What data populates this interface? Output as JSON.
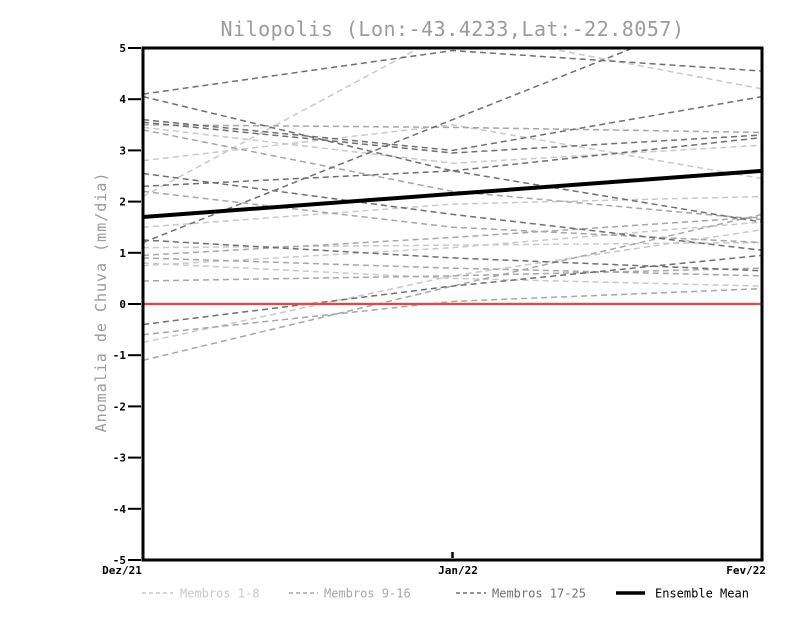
{
  "chart_data": {
    "type": "line",
    "title": "Nilopolis (Lon:-43.4233,Lat:-22.8057)",
    "ylabel": "Anomalia de Chuva (mm/dia)",
    "x_categories": [
      "Dez/21",
      "Jan/22",
      "Fev/22"
    ],
    "ylim": [
      -5,
      5
    ],
    "y_ticks": [
      5,
      4,
      3,
      2,
      1,
      0,
      -1,
      -2,
      -3,
      -4,
      -5
    ],
    "grid": false,
    "legend_position": "bottom",
    "zero_line": {
      "value": 0,
      "color": "#f54040"
    },
    "series_groups": [
      {
        "name": "Membros 1-8",
        "color": "#c9c9c9",
        "style": "dashed",
        "members": [
          [
            2.1,
            5.35,
            4.2
          ],
          [
            2.8,
            3.5,
            2.45
          ],
          [
            3.45,
            2.75,
            3.1
          ],
          [
            1.5,
            1.95,
            2.1
          ],
          [
            1.1,
            1.15,
            1.2
          ],
          [
            0.8,
            0.5,
            0.35
          ],
          [
            0.75,
            1.1,
            1.6
          ],
          [
            -0.75,
            0.55,
            1.45
          ]
        ]
      },
      {
        "name": "Membros 9-16",
        "color": "#a6a6a6",
        "style": "dashed",
        "members": [
          [
            3.5,
            3.45,
            3.35
          ],
          [
            3.4,
            2.2,
            1.65
          ],
          [
            2.2,
            1.5,
            1.2
          ],
          [
            0.95,
            1.3,
            1.7
          ],
          [
            0.9,
            0.7,
            0.55
          ],
          [
            0.45,
            0.55,
            0.7
          ],
          [
            -0.6,
            0.05,
            0.3
          ],
          [
            -1.1,
            0.35,
            1.75
          ]
        ]
      },
      {
        "name": "Membros 17-25",
        "color": "#6f6f6f",
        "style": "dashed",
        "members": [
          [
            4.1,
            4.95,
            4.55
          ],
          [
            4.05,
            2.6,
            1.6
          ],
          [
            3.6,
            3.0,
            4.05
          ],
          [
            3.55,
            2.95,
            3.3
          ],
          [
            2.55,
            1.75,
            1.05
          ],
          [
            2.3,
            2.6,
            3.25
          ],
          [
            1.25,
            0.9,
            0.65
          ],
          [
            -0.4,
            0.35,
            0.95
          ],
          [
            1.2,
            3.6,
            6.0
          ]
        ]
      }
    ],
    "ensemble_mean": {
      "name": "Ensemble Mean",
      "color": "#000000",
      "values": [
        1.7,
        2.15,
        2.6
      ]
    },
    "colors": {
      "frame": "#000000",
      "tick_label": "#000000",
      "title": "#9b9b9b",
      "axis_label": "#9b9b9b"
    }
  }
}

###

Goal
All of the lines above should be printed exactly, minus the pictures.

Correct output
What data populates this interface? Output as JSON.
{
  "chart_data": {
    "type": "line",
    "title": "Nilopolis (Lon:-43.4233,Lat:-22.8057)",
    "ylabel": "Anomalia de Chuva (mm/dia)",
    "x_categories": [
      "Dez/21",
      "Jan/22",
      "Fev/22"
    ],
    "ylim": [
      -5,
      5
    ],
    "y_ticks": [
      5,
      4,
      3,
      2,
      1,
      0,
      -1,
      -2,
      -3,
      -4,
      -5
    ],
    "grid": false,
    "legend_position": "bottom",
    "zero_line": {
      "value": 0,
      "color": "#f54040"
    },
    "series_groups": [
      {
        "name": "Membros 1-8",
        "color": "#c9c9c9",
        "style": "dashed",
        "members": [
          [
            2.1,
            5.35,
            4.2
          ],
          [
            2.8,
            3.5,
            2.45
          ],
          [
            3.45,
            2.75,
            3.1
          ],
          [
            1.5,
            1.95,
            2.1
          ],
          [
            1.1,
            1.15,
            1.2
          ],
          [
            0.8,
            0.5,
            0.35
          ],
          [
            0.75,
            1.1,
            1.6
          ],
          [
            -0.75,
            0.55,
            1.45
          ]
        ]
      },
      {
        "name": "Membros 9-16",
        "color": "#a6a6a6",
        "style": "dashed",
        "members": [
          [
            3.5,
            3.45,
            3.35
          ],
          [
            3.4,
            2.2,
            1.65
          ],
          [
            2.2,
            1.5,
            1.2
          ],
          [
            0.95,
            1.3,
            1.7
          ],
          [
            0.9,
            0.7,
            0.55
          ],
          [
            0.45,
            0.55,
            0.7
          ],
          [
            -0.6,
            0.05,
            0.3
          ],
          [
            -1.1,
            0.35,
            1.75
          ]
        ]
      },
      {
        "name": "Membros 17-25",
        "color": "#6f6f6f",
        "style": "dashed",
        "members": [
          [
            4.1,
            4.95,
            4.55
          ],
          [
            4.05,
            2.6,
            1.6
          ],
          [
            3.6,
            3.0,
            4.05
          ],
          [
            3.55,
            2.95,
            3.3
          ],
          [
            2.55,
            1.75,
            1.05
          ],
          [
            2.3,
            2.6,
            3.25
          ],
          [
            1.25,
            0.9,
            0.65
          ],
          [
            -0.4,
            0.35,
            0.95
          ],
          [
            1.2,
            3.6,
            6.0
          ]
        ]
      }
    ],
    "ensemble_mean": {
      "name": "Ensemble Mean",
      "color": "#000000",
      "values": [
        1.7,
        2.15,
        2.6
      ]
    },
    "colors": {
      "frame": "#000000",
      "tick_label": "#000000",
      "title": "#9b9b9b",
      "axis_label": "#9b9b9b"
    }
  }
}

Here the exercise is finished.